§ **Data records**:
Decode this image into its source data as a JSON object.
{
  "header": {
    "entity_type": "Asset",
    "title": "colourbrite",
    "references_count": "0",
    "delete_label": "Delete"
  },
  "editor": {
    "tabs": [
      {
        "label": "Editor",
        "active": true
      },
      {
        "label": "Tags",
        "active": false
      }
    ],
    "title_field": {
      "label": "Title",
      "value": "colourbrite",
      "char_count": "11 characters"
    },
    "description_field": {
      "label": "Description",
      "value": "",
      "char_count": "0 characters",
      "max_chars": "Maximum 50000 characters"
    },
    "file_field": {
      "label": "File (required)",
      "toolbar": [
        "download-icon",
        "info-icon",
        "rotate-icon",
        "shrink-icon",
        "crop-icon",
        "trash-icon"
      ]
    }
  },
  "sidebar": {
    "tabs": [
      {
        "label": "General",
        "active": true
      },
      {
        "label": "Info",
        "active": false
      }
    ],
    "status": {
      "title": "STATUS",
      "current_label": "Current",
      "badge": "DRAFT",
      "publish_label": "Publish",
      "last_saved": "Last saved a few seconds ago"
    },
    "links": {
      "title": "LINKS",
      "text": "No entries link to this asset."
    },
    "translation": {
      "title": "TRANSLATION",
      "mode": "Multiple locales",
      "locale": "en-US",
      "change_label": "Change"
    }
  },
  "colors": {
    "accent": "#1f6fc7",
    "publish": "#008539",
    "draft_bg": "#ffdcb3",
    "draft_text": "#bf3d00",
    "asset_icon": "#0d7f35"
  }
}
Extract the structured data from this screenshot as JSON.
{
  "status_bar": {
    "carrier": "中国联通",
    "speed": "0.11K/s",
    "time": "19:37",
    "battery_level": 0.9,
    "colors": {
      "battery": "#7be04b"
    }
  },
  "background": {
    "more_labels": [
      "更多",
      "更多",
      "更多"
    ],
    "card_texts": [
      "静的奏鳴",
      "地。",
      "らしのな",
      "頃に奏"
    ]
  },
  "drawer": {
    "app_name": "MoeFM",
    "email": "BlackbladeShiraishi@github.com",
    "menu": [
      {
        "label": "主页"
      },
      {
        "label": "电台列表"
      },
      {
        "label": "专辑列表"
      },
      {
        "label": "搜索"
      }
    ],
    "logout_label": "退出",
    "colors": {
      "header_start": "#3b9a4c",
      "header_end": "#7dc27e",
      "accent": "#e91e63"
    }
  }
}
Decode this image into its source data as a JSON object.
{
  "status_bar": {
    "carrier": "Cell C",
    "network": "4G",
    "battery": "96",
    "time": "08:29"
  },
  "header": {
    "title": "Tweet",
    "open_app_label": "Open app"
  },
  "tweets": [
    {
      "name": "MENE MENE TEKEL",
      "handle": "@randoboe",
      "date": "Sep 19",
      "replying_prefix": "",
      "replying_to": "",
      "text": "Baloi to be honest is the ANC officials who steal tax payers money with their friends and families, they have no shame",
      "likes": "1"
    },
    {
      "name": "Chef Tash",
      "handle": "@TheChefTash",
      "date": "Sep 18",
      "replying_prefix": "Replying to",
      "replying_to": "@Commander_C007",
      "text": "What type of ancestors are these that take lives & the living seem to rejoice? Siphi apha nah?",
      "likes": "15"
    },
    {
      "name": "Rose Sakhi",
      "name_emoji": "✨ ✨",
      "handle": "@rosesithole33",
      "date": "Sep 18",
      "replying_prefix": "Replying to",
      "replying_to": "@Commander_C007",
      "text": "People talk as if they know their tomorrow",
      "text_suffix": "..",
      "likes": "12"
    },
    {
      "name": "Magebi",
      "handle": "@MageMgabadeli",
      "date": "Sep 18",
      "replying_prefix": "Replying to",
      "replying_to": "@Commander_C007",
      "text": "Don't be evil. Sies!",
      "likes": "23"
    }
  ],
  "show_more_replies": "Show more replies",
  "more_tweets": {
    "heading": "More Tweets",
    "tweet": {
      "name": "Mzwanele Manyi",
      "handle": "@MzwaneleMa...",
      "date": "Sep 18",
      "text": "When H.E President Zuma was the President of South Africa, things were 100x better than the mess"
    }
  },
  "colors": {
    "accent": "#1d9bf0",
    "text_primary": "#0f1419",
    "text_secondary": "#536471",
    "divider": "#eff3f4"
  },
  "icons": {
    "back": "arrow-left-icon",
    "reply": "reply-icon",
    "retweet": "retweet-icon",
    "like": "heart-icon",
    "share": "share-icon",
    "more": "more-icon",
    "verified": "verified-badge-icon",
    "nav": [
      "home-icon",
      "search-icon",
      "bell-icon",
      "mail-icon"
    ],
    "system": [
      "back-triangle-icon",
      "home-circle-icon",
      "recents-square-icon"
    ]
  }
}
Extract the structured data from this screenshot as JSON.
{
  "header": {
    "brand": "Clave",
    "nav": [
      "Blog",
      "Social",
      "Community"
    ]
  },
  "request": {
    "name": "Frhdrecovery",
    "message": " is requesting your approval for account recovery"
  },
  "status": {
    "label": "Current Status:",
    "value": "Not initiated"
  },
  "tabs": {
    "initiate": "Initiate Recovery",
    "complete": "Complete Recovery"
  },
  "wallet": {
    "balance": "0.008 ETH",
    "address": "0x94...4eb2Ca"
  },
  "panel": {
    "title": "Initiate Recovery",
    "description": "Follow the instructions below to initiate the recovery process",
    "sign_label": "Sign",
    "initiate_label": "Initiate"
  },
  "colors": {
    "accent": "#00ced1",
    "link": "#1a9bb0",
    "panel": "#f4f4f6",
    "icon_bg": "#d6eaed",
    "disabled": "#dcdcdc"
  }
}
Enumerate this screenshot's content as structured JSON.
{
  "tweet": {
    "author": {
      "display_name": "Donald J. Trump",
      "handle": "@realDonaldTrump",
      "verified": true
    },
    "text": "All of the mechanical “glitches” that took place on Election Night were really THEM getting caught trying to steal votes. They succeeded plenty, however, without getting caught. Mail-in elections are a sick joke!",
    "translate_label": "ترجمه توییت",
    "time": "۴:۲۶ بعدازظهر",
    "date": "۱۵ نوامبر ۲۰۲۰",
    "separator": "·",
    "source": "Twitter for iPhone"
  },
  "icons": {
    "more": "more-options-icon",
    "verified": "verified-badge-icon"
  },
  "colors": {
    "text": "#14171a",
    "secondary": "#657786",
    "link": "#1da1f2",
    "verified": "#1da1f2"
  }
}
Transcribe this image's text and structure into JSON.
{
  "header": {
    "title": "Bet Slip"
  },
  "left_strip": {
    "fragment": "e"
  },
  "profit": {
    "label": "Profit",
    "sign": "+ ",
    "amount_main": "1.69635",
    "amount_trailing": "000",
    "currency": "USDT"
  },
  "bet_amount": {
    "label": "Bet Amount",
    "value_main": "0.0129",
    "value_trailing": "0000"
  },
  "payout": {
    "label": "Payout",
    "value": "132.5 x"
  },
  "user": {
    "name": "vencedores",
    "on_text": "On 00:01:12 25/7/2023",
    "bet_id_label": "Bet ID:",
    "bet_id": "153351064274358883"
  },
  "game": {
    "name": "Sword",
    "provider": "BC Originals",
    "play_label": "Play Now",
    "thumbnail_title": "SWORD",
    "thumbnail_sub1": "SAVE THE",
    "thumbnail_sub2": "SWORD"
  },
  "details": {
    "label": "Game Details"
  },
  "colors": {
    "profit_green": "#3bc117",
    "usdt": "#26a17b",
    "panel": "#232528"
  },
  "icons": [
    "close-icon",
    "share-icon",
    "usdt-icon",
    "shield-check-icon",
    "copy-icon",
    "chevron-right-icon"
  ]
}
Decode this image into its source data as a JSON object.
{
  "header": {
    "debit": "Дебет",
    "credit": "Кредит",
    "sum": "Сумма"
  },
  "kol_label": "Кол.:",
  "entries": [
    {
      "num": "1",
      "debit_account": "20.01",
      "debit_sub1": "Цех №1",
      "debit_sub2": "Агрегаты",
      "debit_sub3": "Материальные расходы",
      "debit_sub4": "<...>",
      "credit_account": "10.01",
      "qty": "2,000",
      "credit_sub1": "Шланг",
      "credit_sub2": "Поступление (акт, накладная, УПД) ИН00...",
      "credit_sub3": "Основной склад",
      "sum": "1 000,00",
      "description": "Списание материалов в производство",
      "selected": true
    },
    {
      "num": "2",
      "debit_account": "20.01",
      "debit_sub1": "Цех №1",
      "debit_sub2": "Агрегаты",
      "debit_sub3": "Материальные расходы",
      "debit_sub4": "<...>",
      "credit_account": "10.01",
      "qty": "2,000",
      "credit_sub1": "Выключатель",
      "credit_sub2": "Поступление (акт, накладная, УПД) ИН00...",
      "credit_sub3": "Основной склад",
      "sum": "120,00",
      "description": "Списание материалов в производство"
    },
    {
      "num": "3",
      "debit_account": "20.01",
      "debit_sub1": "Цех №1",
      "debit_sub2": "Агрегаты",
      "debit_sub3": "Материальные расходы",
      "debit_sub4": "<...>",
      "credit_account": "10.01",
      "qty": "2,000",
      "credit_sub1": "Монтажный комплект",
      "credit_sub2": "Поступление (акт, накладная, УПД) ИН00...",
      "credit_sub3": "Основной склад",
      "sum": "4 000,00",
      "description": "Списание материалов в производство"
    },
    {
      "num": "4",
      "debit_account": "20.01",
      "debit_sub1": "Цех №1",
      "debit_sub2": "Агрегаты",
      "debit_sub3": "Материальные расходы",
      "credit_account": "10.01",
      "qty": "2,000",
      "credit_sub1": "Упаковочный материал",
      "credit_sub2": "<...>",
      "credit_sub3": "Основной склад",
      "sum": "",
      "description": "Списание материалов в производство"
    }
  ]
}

§ **TASK INSTRUCTIONS**: Report all lines of the data that include the word "badge".

§ **REPLY TO THE EXERCISE**:
      "badge": "DRAFT",
    "verified": "verified-badge-icon",
    "verified": "verified-badge-icon"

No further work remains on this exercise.